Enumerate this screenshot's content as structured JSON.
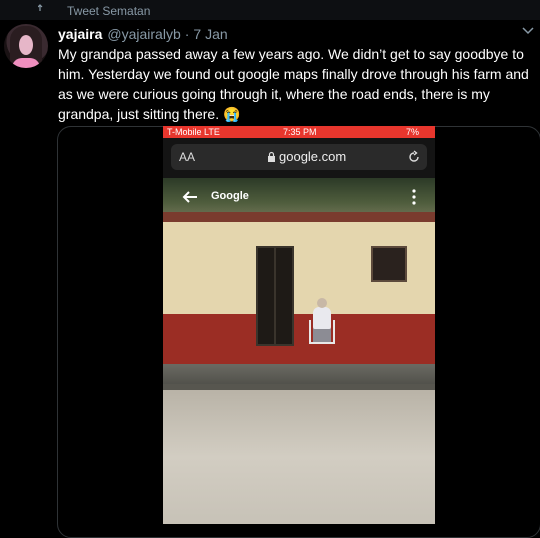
{
  "retweet": {
    "label": "Tweet Sematan"
  },
  "tweet": {
    "name": "yajaira",
    "handle": "@yajairalyb",
    "separator": "·",
    "date": "7 Jan",
    "text": "My grandpa passed away a few years ago. We didn’t get to say goodbye to him. Yesterday we found out google maps finally drove through his farm and as we were curious going through it, where the road ends, there is my grandpa, just sitting there. 😭"
  },
  "media": {
    "status_bar": {
      "carrier": "T-Mobile LTE",
      "time": "7:35 PM",
      "battery": "7%"
    },
    "browser": {
      "reader_label": "AA",
      "url": "google.com"
    },
    "streetview": {
      "logo": "Google"
    }
  },
  "colors": {
    "background": "#000000",
    "status_red": "#e8362d",
    "muted": "#8899a6"
  },
  "icons": [
    "retweet-icon",
    "chevron-down-icon",
    "lock-icon",
    "reload-icon",
    "back-arrow-icon",
    "more-vertical-icon"
  ]
}
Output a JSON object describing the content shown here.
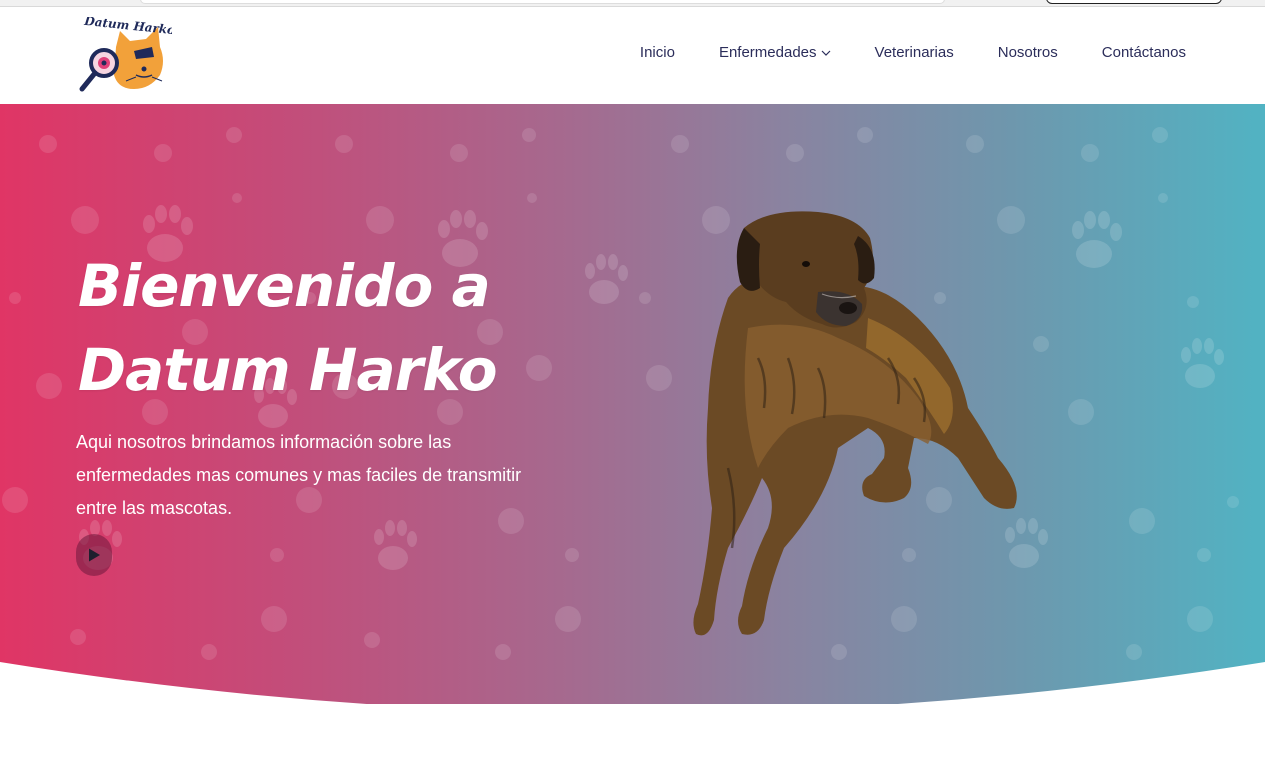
{
  "site": {
    "logo_text": "Datum Harko"
  },
  "nav": {
    "items": [
      {
        "label": "Inicio"
      },
      {
        "label": "Enfermedades",
        "has_dropdown": true
      },
      {
        "label": "Veterinarias"
      },
      {
        "label": "Nosotros"
      },
      {
        "label": "Contáctanos"
      }
    ]
  },
  "hero": {
    "title_line1": "Bienvenido a",
    "title_line2": "Datum Harko",
    "description": "Aqui nosotros brindamos información sobre las enfermedades mas comunes y mas faciles de transmitir entre las mascotas.",
    "play_icon": "play-icon",
    "gradient": {
      "start": "#e03565",
      "middle": "#8a83a0",
      "end": "#51b3c3"
    }
  },
  "colors": {
    "nav_text": "#2b2d5a",
    "logo_orange": "#f2a13a",
    "logo_navy": "#1f2a5a",
    "logo_pink": "#e0407a"
  }
}
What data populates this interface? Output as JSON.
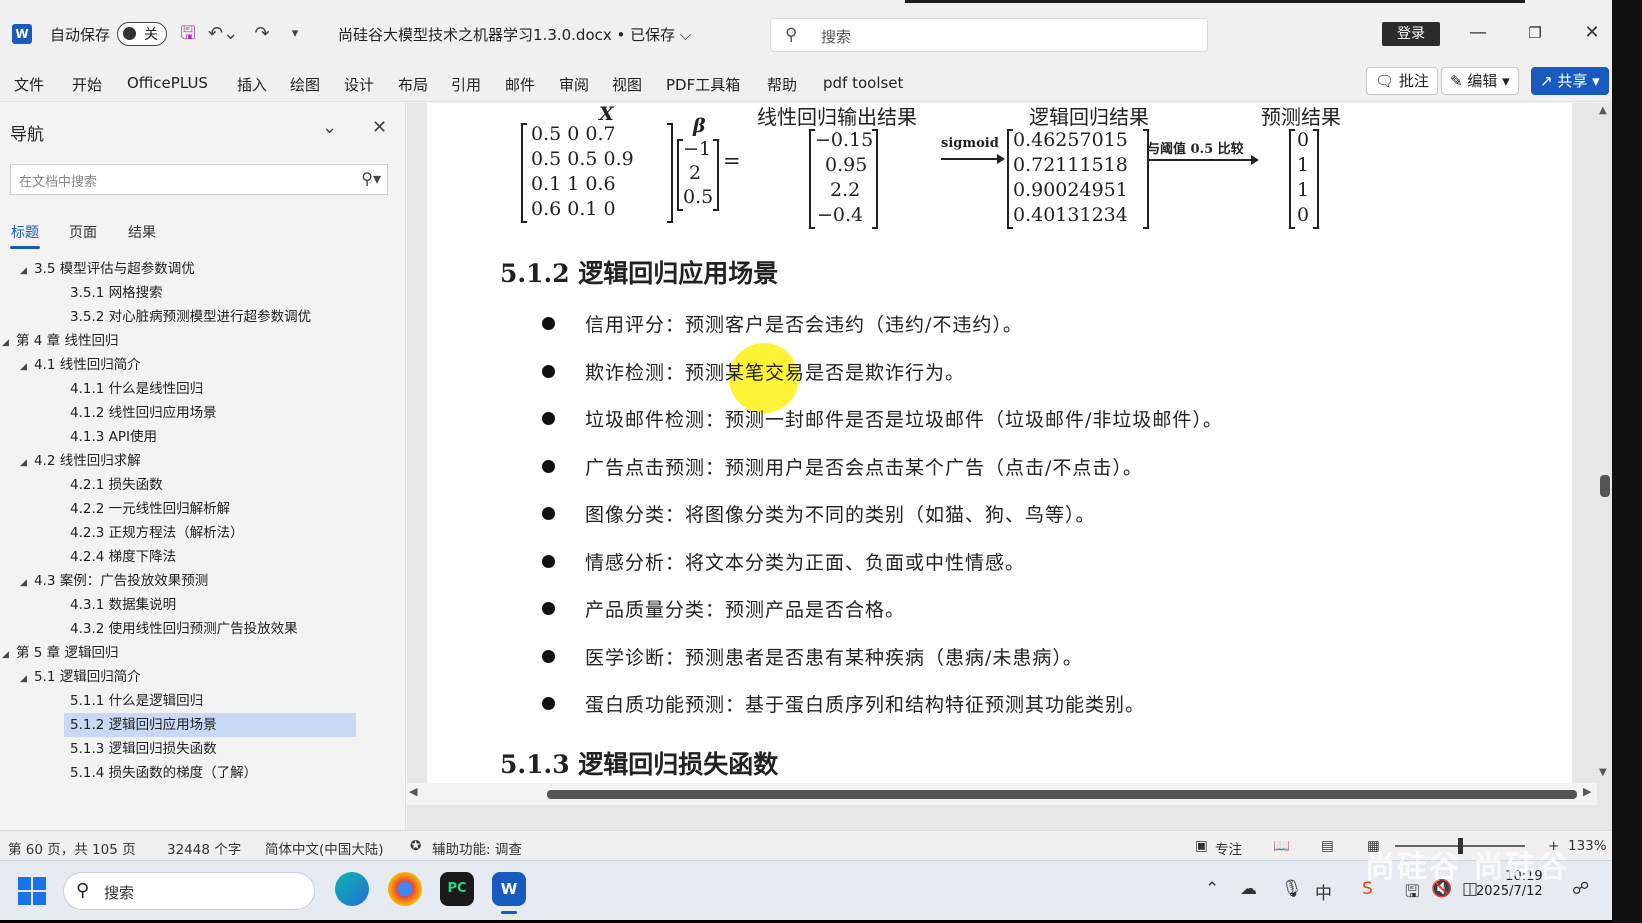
{
  "titlebar": {
    "app_icon": "W",
    "autosave_label": "自动保存",
    "autosave_toggle": "关",
    "doc_title": "尚硅谷大模型技术之机器学习1.3.0.docx • 已保存 ⌵",
    "search_placeholder": "搜索",
    "login_label": "登录"
  },
  "menu": [
    "文件",
    "开始",
    "OfficePLUS",
    "插入",
    "绘图",
    "设计",
    "布局",
    "引用",
    "邮件",
    "审阅",
    "视图",
    "PDF工具箱",
    "帮助",
    "pdf toolset"
  ],
  "ribbon_buttons": {
    "comment": "批注",
    "edit": "编辑",
    "share": "共享"
  },
  "nav": {
    "title": "导航",
    "search_placeholder": "在文档中搜索",
    "tabs": [
      "标题",
      "页面",
      "结果"
    ],
    "items": [
      {
        "text": "3.5 模型评估与超参数调优",
        "level": 2,
        "expanded": true
      },
      {
        "text": "3.5.1 网格搜索",
        "level": 3
      },
      {
        "text": "3.5.2 对心脏病预测模型进行超参数调优",
        "level": 3
      },
      {
        "text": "第 4 章 线性回归",
        "level": 1,
        "expanded": true
      },
      {
        "text": "4.1 线性回归简介",
        "level": 2,
        "expanded": true
      },
      {
        "text": "4.1.1 什么是线性回归",
        "level": 3
      },
      {
        "text": "4.1.2 线性回归应用场景",
        "level": 3
      },
      {
        "text": "4.1.3 API使用",
        "level": 3
      },
      {
        "text": "4.2 线性回归求解",
        "level": 2,
        "expanded": true
      },
      {
        "text": "4.2.1 损失函数",
        "level": 3
      },
      {
        "text": "4.2.2 一元线性回归解析解",
        "level": 3
      },
      {
        "text": "4.2.3 正规方程法（解析法）",
        "level": 3
      },
      {
        "text": "4.2.4 梯度下降法",
        "level": 3
      },
      {
        "text": "4.3 案例：广告投放效果预测",
        "level": 2,
        "expanded": true
      },
      {
        "text": "4.3.1 数据集说明",
        "level": 3
      },
      {
        "text": "4.3.2 使用线性回归预测广告投放效果",
        "level": 3
      },
      {
        "text": "第 5 章 逻辑回归",
        "level": 1,
        "expanded": true
      },
      {
        "text": "5.1 逻辑回归简介",
        "level": 2,
        "expanded": true
      },
      {
        "text": "5.1.1 什么是逻辑回归",
        "level": 3
      },
      {
        "text": "5.1.2 逻辑回归应用场景",
        "level": 3,
        "selected": true
      },
      {
        "text": "5.1.3 逻辑回归损失函数",
        "level": 3
      },
      {
        "text": "5.1.4 损失函数的梯度（了解）",
        "level": 3
      }
    ]
  },
  "document": {
    "figure": {
      "x_label": "X",
      "beta_label": "β",
      "matrix_x": [
        "0.5    0    0.7",
        "0.5  0.5  0.9",
        "0.1    1    0.6",
        "0.6  0.1    0"
      ],
      "beta": [
        "−1",
        "2",
        "0.5"
      ],
      "equals": "=",
      "linear_title": "线性回归输出结果",
      "linear": [
        "−0.15",
        "0.95",
        "2.2",
        "−0.4"
      ],
      "sigmoid_label": "sigmoid",
      "logistic_title": "逻辑回归结果",
      "logistic": [
        "0.46257015",
        "0.72111518",
        "0.90024951",
        "0.40131234"
      ],
      "threshold_label": "与阈值 0.5 比较",
      "pred_title": "预测结果",
      "pred": [
        "0",
        "1",
        "1",
        "0"
      ]
    },
    "heading_512": "5.1.2  逻辑回归应用场景",
    "bullets": [
      "信用评分：预测客户是否会违约（违约/不违约）。",
      "欺诈检测：预测某笔交易是否是欺诈行为。",
      "垃圾邮件检测：预测一封邮件是否是垃圾邮件（垃圾邮件/非垃圾邮件）。",
      "广告点击预测：预测用户是否会点击某个广告（点击/不点击）。",
      "图像分类：将图像分类为不同的类别（如猫、狗、鸟等）。",
      "情感分析：将文本分类为正面、负面或中性情感。",
      "产品质量分类：预测产品是否合格。",
      "医学诊断：预测患者是否患有某种疾病（患病/未患病）。",
      "蛋白质功能预测：基于蛋白质序列和结构特征预测其功能类别。"
    ],
    "heading_513": "5.1.3  逻辑回归损失函数"
  },
  "status": {
    "page": "第 60 页，共 105 页",
    "words": "32448 个字",
    "language": "简体中文(中国大陆)",
    "accessibility": "辅助功能: 调查",
    "focus": "专注",
    "zoom_minus": "−",
    "zoom_plus": "+",
    "zoom": "133%"
  },
  "taskbar": {
    "search_placeholder": "搜索",
    "time": "10:19",
    "date": "2025/7/12"
  },
  "watermark": "尚硅谷 尚硅谷",
  "colors": {
    "accent": "#185abd",
    "selected_nav": "#c9d8f5",
    "cursor_highlight": "#fff000"
  }
}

### Aim of the task
Every entry above needs to be retyped exactly; drop the pictures.

### Task answer
Enumerate this screenshot's content as structured JSON.
{
  "retweet": {
    "label": "Tweet Sematan"
  },
  "tweet": {
    "name": "yajaira",
    "handle": "@yajairalyb",
    "separator": "·",
    "date": "7 Jan",
    "text": "My grandpa passed away a few years ago. We didn’t get to say goodbye to him. Yesterday we found out google maps finally drove through his farm and as we were curious going through it, where the road ends, there is my grandpa, just sitting there. 😭"
  },
  "media": {
    "status_bar": {
      "carrier": "T-Mobile LTE",
      "time": "7:35 PM",
      "battery": "7%"
    },
    "browser": {
      "reader_label": "AA",
      "url": "google.com"
    },
    "streetview": {
      "logo": "Google"
    }
  },
  "colors": {
    "background": "#000000",
    "status_red": "#e8362d",
    "muted": "#8899a6"
  },
  "icons": [
    "retweet-icon",
    "chevron-down-icon",
    "lock-icon",
    "reload-icon",
    "back-arrow-icon",
    "more-vertical-icon"
  ]
}
Output a JSON object describing the content shown here.
{
  "site": {
    "logo_text": "Datum Harko"
  },
  "nav": {
    "items": [
      {
        "label": "Inicio"
      },
      {
        "label": "Enfermedades",
        "has_dropdown": true
      },
      {
        "label": "Veterinarias"
      },
      {
        "label": "Nosotros"
      },
      {
        "label": "Contáctanos"
      }
    ]
  },
  "hero": {
    "title_line1": "Bienvenido a",
    "title_line2": "Datum Harko",
    "description": "Aqui nosotros brindamos información sobre las enfermedades mas comunes y mas faciles de transmitir entre las mascotas.",
    "play_icon": "play-icon",
    "gradient": {
      "start": "#e03565",
      "middle": "#8a83a0",
      "end": "#51b3c3"
    }
  },
  "colors": {
    "nav_text": "#2b2d5a",
    "logo_orange": "#f2a13a",
    "logo_navy": "#1f2a5a",
    "logo_pink": "#e0407a"
  }
}
What data populates this interface? Output as JSON.
{
  "titlebar": {
    "app_icon": "W",
    "autosave_label": "自动保存",
    "autosave_toggle": "关",
    "doc_title": "尚硅谷大模型技术之机器学习1.3.0.docx • 已保存 ⌵",
    "search_placeholder": "搜索",
    "login_label": "登录"
  },
  "menu": [
    "文件",
    "开始",
    "OfficePLUS",
    "插入",
    "绘图",
    "设计",
    "布局",
    "引用",
    "邮件",
    "审阅",
    "视图",
    "PDF工具箱",
    "帮助",
    "pdf toolset"
  ],
  "ribbon_buttons": {
    "comment": "批注",
    "edit": "编辑",
    "share": "共享"
  },
  "nav": {
    "title": "导航",
    "search_placeholder": "在文档中搜索",
    "tabs": [
      "标题",
      "页面",
      "结果"
    ],
    "items": [
      {
        "text": "3.5 模型评估与超参数调优",
        "level": 2,
        "expanded": true
      },
      {
        "text": "3.5.1 网格搜索",
        "level": 3
      },
      {
        "text": "3.5.2 对心脏病预测模型进行超参数调优",
        "level": 3
      },
      {
        "text": "第 4 章 线性回归",
        "level": 1,
        "expanded": true
      },
      {
        "text": "4.1 线性回归简介",
        "level": 2,
        "expanded": true
      },
      {
        "text": "4.1.1 什么是线性回归",
        "level": 3
      },
      {
        "text": "4.1.2 线性回归应用场景",
        "level": 3
      },
      {
        "text": "4.1.3 API使用",
        "level": 3
      },
      {
        "text": "4.2 线性回归求解",
        "level": 2,
        "expanded": true
      },
      {
        "text": "4.2.1 损失函数",
        "level": 3
      },
      {
        "text": "4.2.2 一元线性回归解析解",
        "level": 3
      },
      {
        "text": "4.2.3 正规方程法（解析法）",
        "level": 3
      },
      {
        "text": "4.2.4 梯度下降法",
        "level": 3
      },
      {
        "text": "4.3 案例：广告投放效果预测",
        "level": 2,
        "expanded": true
      },
      {
        "text": "4.3.1 数据集说明",
        "level": 3
      },
      {
        "text": "4.3.2 使用线性回归预测广告投放效果",
        "level": 3
      },
      {
        "text": "第 5 章 逻辑回归",
        "level": 1,
        "expanded": true
      },
      {
        "text": "5.1 逻辑回归简介",
        "level": 2,
        "expanded": true
      },
      {
        "text": "5.1.1 什么是逻辑回归",
        "level": 3
      },
      {
        "text": "5.1.2 逻辑回归应用场景",
        "level": 3,
        "selected": true
      },
      {
        "text": "5.1.3 逻辑回归损失函数",
        "level": 3
      },
      {
        "text": "5.1.4 损失函数的梯度（了解）",
        "level": 3
      }
    ]
  },
  "document": {
    "figure": {
      "x_label": "X",
      "beta_label": "β",
      "matrix_x": [
        "0.5    0    0.7",
        "0.5  0.5  0.9",
        "0.1    1    0.6",
        "0.6  0.1    0"
      ],
      "beta": [
        "−1",
        "2",
        "0.5"
      ],
      "equals": "=",
      "linear_title": "线性回归输出结果",
      "linear": [
        "−0.15",
        "0.95",
        "2.2",
        "−0.4"
      ],
      "sigmoid_label": "sigmoid",
      "logistic_title": "逻辑回归结果",
      "logistic": [
        "0.46257015",
        "0.72111518",
        "0.90024951",
        "0.40131234"
      ],
      "threshold_label": "与阈值 0.5 比较",
      "pred_title": "预测结果",
      "pred": [
        "0",
        "1",
        "1",
        "0"
      ]
    },
    "heading_512": "5.1.2  逻辑回归应用场景",
    "bullets": [
      "信用评分：预测客户是否会违约（违约/不违约）。",
      "欺诈检测：预测某笔交易是否是欺诈行为。",
      "垃圾邮件检测：预测一封邮件是否是垃圾邮件（垃圾邮件/非垃圾邮件）。",
      "广告点击预测：预测用户是否会点击某个广告（点击/不点击）。",
      "图像分类：将图像分类为不同的类别（如猫、狗、鸟等）。",
      "情感分析：将文本分类为正面、负面或中性情感。",
      "产品质量分类：预测产品是否合格。",
      "医学诊断：预测患者是否患有某种疾病（患病/未患病）。",
      "蛋白质功能预测：基于蛋白质序列和结构特征预测其功能类别。"
    ],
    "heading_513": "5.1.3  逻辑回归损失函数"
  },
  "status": {
    "page": "第 60 页，共 105 页",
    "words": "32448 个字",
    "language": "简体中文(中国大陆)",
    "accessibility": "辅助功能: 调查",
    "focus": "专注",
    "zoom_minus": "−",
    "zoom_plus": "+",
    "zoom": "133%"
  },
  "taskbar": {
    "search_placeholder": "搜索",
    "time": "10:19",
    "date": "2025/7/12"
  },
  "watermark": "尚硅谷 尚硅谷",
  "colors": {
    "accent": "#185abd",
    "selected_nav": "#c9d8f5",
    "cursor_highlight": "#fff000"
  }
}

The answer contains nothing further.